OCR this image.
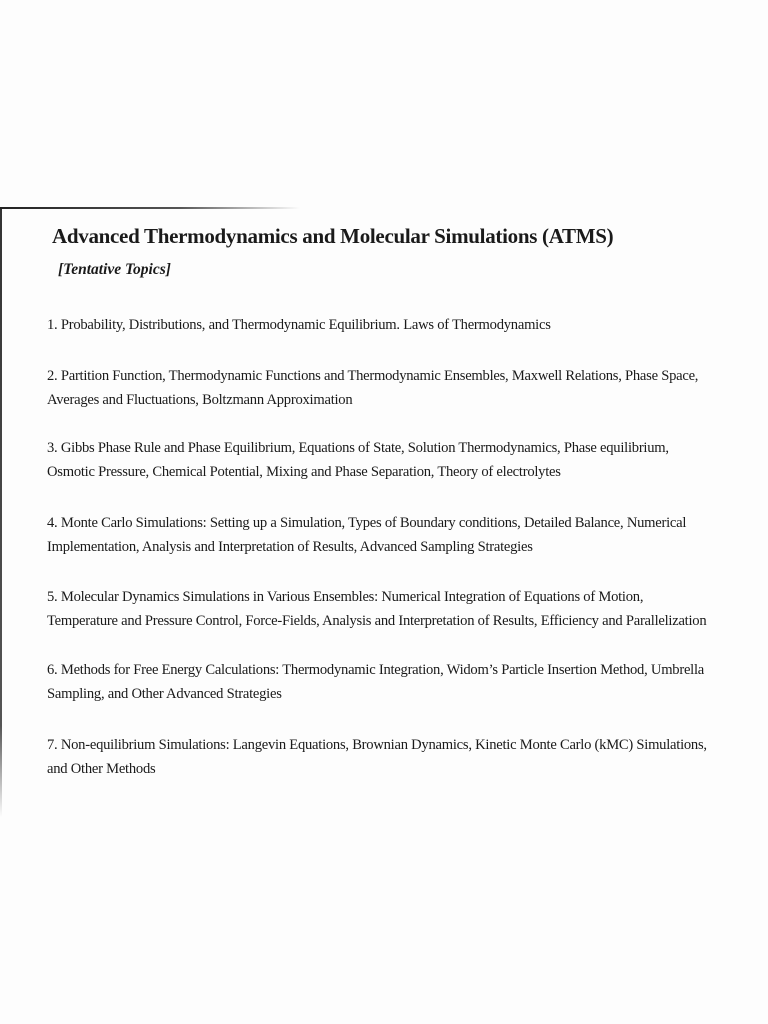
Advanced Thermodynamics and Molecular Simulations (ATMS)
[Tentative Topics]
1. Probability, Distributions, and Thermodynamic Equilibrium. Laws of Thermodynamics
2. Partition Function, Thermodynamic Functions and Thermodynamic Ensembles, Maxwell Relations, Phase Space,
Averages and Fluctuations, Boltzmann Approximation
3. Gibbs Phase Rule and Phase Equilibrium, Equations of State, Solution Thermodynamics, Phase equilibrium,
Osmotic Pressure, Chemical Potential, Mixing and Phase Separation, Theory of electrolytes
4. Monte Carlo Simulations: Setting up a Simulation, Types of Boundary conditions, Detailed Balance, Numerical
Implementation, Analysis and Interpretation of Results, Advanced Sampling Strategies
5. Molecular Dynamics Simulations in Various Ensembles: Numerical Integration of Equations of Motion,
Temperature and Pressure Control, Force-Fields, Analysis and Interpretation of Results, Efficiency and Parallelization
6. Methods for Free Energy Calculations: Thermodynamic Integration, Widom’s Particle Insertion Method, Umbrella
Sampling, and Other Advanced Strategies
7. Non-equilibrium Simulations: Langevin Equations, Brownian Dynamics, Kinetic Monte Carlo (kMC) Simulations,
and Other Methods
^^^^^^^^
- [THE PROBLEM]: Return to the listing above and set it down exactly, leaving out its pictures.

- [REPLY TO THE TASK]:
OCR this image.
Advanced Thermodynamics and Molecular Simulations (ATMS)
[Tentative Topics]
1. Probability, Distributions, and Thermodynamic Equilibrium. Laws of Thermodynamics
2. Partition Function, Thermodynamic Functions and Thermodynamic Ensembles, Maxwell Relations, Phase Space,
Averages and Fluctuations, Boltzmann Approximation
3. Gibbs Phase Rule and Phase Equilibrium, Equations of State, Solution Thermodynamics, Phase equilibrium,
Osmotic Pressure, Chemical Potential, Mixing and Phase Separation, Theory of electrolytes
4. Monte Carlo Simulations: Setting up a Simulation, Types of Boundary conditions, Detailed Balance, Numerical
Implementation, Analysis and Interpretation of Results, Advanced Sampling Strategies
5. Molecular Dynamics Simulations in Various Ensembles: Numerical Integration of Equations of Motion,
Temperature and Pressure Control, Force-Fields, Analysis and Interpretation of Results, Efficiency and Parallelization
6. Methods for Free Energy Calculations: Thermodynamic Integration, Widom’s Particle Insertion Method, Umbrella
Sampling, and Other Advanced Strategies
7. Non-equilibrium Simulations: Langevin Equations, Brownian Dynamics, Kinetic Monte Carlo (kMC) Simulations,
and Other Methods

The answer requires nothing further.